**Objective:**
Restate the full set of records exactly, word for word.

[Stored data]
☆ ☆ ☆ ☆
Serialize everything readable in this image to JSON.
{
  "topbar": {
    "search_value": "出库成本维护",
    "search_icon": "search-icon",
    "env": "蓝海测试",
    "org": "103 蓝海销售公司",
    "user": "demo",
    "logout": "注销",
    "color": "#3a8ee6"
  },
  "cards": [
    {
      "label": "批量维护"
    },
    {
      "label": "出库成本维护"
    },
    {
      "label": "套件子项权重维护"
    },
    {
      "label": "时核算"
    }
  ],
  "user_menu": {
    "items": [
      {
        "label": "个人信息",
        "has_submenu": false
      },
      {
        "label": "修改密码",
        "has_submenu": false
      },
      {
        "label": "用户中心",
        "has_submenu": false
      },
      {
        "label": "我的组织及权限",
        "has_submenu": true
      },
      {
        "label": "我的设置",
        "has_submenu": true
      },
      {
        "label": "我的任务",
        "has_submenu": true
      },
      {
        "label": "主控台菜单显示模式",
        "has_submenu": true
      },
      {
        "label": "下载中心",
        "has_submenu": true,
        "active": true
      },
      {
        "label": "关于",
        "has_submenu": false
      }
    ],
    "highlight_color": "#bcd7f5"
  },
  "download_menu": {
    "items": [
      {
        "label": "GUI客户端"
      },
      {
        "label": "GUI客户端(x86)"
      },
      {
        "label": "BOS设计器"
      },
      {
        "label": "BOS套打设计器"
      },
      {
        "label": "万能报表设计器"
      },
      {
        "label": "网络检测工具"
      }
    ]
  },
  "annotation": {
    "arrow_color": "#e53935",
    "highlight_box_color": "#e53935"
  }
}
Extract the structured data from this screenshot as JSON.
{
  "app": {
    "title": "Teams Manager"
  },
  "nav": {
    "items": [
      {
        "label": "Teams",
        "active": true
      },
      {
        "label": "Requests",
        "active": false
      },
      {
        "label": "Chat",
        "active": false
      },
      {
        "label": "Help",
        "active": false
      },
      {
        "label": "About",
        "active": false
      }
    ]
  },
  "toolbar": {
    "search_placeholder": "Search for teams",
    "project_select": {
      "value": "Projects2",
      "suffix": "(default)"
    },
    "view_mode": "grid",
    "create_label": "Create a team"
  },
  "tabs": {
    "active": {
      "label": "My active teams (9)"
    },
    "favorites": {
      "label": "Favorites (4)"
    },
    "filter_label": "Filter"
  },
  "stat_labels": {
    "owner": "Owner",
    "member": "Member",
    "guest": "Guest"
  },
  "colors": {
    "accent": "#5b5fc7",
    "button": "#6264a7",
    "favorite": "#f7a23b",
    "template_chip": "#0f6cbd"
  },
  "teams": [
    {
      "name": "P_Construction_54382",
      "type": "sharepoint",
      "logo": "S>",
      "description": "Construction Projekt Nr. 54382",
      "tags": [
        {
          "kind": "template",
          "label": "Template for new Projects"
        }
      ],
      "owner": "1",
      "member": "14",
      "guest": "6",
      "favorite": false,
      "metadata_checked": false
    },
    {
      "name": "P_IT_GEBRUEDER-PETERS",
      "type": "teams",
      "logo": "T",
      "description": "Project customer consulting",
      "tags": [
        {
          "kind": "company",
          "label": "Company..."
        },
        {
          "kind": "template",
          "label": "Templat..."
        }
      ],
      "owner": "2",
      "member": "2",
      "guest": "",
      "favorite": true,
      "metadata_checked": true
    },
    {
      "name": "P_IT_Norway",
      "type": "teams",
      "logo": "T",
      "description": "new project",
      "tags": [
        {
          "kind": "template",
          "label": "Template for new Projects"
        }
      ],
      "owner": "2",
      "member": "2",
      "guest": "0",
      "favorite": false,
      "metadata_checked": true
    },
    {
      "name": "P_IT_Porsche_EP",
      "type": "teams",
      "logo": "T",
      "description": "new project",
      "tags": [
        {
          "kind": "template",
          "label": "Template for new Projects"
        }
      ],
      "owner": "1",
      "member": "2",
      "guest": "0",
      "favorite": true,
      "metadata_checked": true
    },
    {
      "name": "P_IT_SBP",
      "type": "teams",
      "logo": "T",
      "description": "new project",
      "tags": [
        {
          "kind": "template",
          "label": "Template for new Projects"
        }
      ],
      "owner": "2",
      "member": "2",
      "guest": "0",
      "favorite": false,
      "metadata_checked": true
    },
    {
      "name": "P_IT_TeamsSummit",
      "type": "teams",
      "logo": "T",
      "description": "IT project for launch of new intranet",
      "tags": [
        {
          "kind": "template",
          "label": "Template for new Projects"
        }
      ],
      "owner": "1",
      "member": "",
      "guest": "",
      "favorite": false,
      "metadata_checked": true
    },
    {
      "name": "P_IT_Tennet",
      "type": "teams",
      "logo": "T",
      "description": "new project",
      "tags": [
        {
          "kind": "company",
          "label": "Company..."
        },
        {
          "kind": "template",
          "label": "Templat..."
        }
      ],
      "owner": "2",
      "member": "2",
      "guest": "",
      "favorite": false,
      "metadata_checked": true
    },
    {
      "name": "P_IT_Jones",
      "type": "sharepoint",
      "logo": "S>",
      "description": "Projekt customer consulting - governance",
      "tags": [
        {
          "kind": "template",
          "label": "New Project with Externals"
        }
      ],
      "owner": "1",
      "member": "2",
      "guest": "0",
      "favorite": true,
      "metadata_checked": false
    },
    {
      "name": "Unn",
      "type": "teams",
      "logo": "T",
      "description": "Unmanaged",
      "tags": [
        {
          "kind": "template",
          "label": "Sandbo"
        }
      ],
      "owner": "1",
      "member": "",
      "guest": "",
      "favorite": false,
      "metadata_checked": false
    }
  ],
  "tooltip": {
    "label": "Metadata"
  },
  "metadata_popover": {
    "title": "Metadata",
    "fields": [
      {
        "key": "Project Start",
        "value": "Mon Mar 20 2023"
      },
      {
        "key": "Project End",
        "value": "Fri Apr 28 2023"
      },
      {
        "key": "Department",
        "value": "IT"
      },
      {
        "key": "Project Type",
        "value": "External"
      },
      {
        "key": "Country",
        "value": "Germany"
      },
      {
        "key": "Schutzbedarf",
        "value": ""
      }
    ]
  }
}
☆ ☆ ☆ ☆
**Expected answer:**
Serialize everything readable in this image to JSON.
{
  "topbar": {
    "search_value": "出库成本维护",
    "search_icon": "search-icon",
    "env": "蓝海测试",
    "org": "103 蓝海销售公司",
    "user": "demo",
    "logout": "注销",
    "color": "#3a8ee6"
  },
  "cards": [
    {
      "label": "批量维护"
    },
    {
      "label": "出库成本维护"
    },
    {
      "label": "套件子项权重维护"
    },
    {
      "label": "时核算"
    }
  ],
  "user_menu": {
    "items": [
      {
        "label": "个人信息",
        "has_submenu": false
      },
      {
        "label": "修改密码",
        "has_submenu": false
      },
      {
        "label": "用户中心",
        "has_submenu": false
      },
      {
        "label": "我的组织及权限",
        "has_submenu": true
      },
      {
        "label": "我的设置",
        "has_submenu": true
      },
      {
        "label": "我的任务",
        "has_submenu": true
      },
      {
        "label": "主控台菜单显示模式",
        "has_submenu": true
      },
      {
        "label": "下载中心",
        "has_submenu": true,
        "active": true
      },
      {
        "label": "关于",
        "has_submenu": false
      }
    ],
    "highlight_color": "#bcd7f5"
  },
  "download_menu": {
    "items": [
      {
        "label": "GUI客户端"
      },
      {
        "label": "GUI客户端(x86)"
      },
      {
        "label": "BOS设计器"
      },
      {
        "label": "BOS套打设计器"
      },
      {
        "label": "万能报表设计器"
      },
      {
        "label": "网络检测工具"
      }
    ]
  },
  "annotation": {
    "arrow_color": "#e53935",
    "highlight_box_color": "#e53935"
  }
}
Extract the structured data from this screenshot as JSON.
{
  "app": {
    "title": "Teams Manager"
  },
  "nav": {
    "items": [
      {
        "label": "Teams",
        "active": true
      },
      {
        "label": "Requests",
        "active": false
      },
      {
        "label": "Chat",
        "active": false
      },
      {
        "label": "Help",
        "active": false
      },
      {
        "label": "About",
        "active": false
      }
    ]
  },
  "toolbar": {
    "search_placeholder": "Search for teams",
    "project_select": {
      "value": "Projects2",
      "suffix": "(default)"
    },
    "view_mode": "grid",
    "create_label": "Create a team"
  },
  "tabs": {
    "active": {
      "label": "My active teams (9)"
    },
    "favorites": {
      "label": "Favorites (4)"
    },
    "filter_label": "Filter"
  },
  "stat_labels": {
    "owner": "Owner",
    "member": "Member",
    "guest": "Guest"
  },
  "colors": {
    "accent": "#5b5fc7",
    "button": "#6264a7",
    "favorite": "#f7a23b",
    "template_chip": "#0f6cbd"
  },
  "teams": [
    {
      "name": "P_Construction_54382",
      "type": "sharepoint",
      "logo": "S>",
      "description": "Construction Projekt Nr. 54382",
      "tags": [
        {
          "kind": "template",
          "label": "Template for new Projects"
        }
      ],
      "owner": "1",
      "member": "14",
      "guest": "6",
      "favorite": false,
      "metadata_checked": false
    },
    {
      "name": "P_IT_GEBRUEDER-PETERS",
      "type": "teams",
      "logo": "T",
      "description": "Project customer consulting",
      "tags": [
        {
          "kind": "company",
          "label": "Company..."
        },
        {
          "kind": "template",
          "label": "Templat..."
        }
      ],
      "owner": "2",
      "member": "2",
      "guest": "",
      "favorite": true,
      "metadata_checked": true
    },
    {
      "name": "P_IT_Norway",
      "type": "teams",
      "logo": "T",
      "description": "new project",
      "tags": [
        {
          "kind": "template",
          "label": "Template for new Projects"
        }
      ],
      "owner": "2",
      "member": "2",
      "guest": "0",
      "favorite": false,
      "metadata_checked": true
    },
    {
      "name": "P_IT_Porsche_EP",
      "type": "teams",
      "logo": "T",
      "description": "new project",
      "tags": [
        {
          "kind": "template",
          "label": "Template for new Projects"
        }
      ],
      "owner": "1",
      "member": "2",
      "guest": "0",
      "favorite": true,
      "metadata_checked": true
    },
    {
      "name": "P_IT_SBP",
      "type": "teams",
      "logo": "T",
      "description": "new project",
      "tags": [
        {
          "kind": "template",
          "label": "Template for new Projects"
        }
      ],
      "owner": "2",
      "member": "2",
      "guest": "0",
      "favorite": false,
      "metadata_checked": true
    },
    {
      "name": "P_IT_TeamsSummit",
      "type": "teams",
      "logo": "T",
      "description": "IT project for launch of new intranet",
      "tags": [
        {
          "kind": "template",
          "label": "Template for new Projects"
        }
      ],
      "owner": "1",
      "member": "",
      "guest": "",
      "favorite": false,
      "metadata_checked": true
    },
    {
      "name": "P_IT_Tennet",
      "type": "teams",
      "logo": "T",
      "description": "new project",
      "tags": [
        {
          "kind": "company",
          "label": "Company..."
        },
        {
          "kind": "template",
          "label": "Templat..."
        }
      ],
      "owner": "2",
      "member": "2",
      "guest": "",
      "favorite": false,
      "metadata_checked": true
    },
    {
      "name": "P_IT_Jones",
      "type": "sharepoint",
      "logo": "S>",
      "description": "Projekt customer consulting - governance",
      "tags": [
        {
          "kind": "template",
          "label": "New Project with Externals"
        }
      ],
      "owner": "1",
      "member": "2",
      "guest": "0",
      "favorite": true,
      "metadata_checked": false
    },
    {
      "name": "Unn",
      "type": "teams",
      "logo": "T",
      "description": "Unmanaged",
      "tags": [
        {
          "kind": "template",
          "label": "Sandbo"
        }
      ],
      "owner": "1",
      "member": "",
      "guest": "",
      "favorite": false,
      "metadata_checked": false
    }
  ],
  "tooltip": {
    "label": "Metadata"
  },
  "metadata_popover": {
    "title": "Metadata",
    "fields": [
      {
        "key": "Project Start",
        "value": "Mon Mar 20 2023"
      },
      {
        "key": "Project End",
        "value": "Fri Apr 28 2023"
      },
      {
        "key": "Department",
        "value": "IT"
      },
      {
        "key": "Project Type",
        "value": "External"
      },
      {
        "key": "Country",
        "value": "Germany"
      },
      {
        "key": "Schutzbedarf",
        "value": ""
      }
    ]
  }
}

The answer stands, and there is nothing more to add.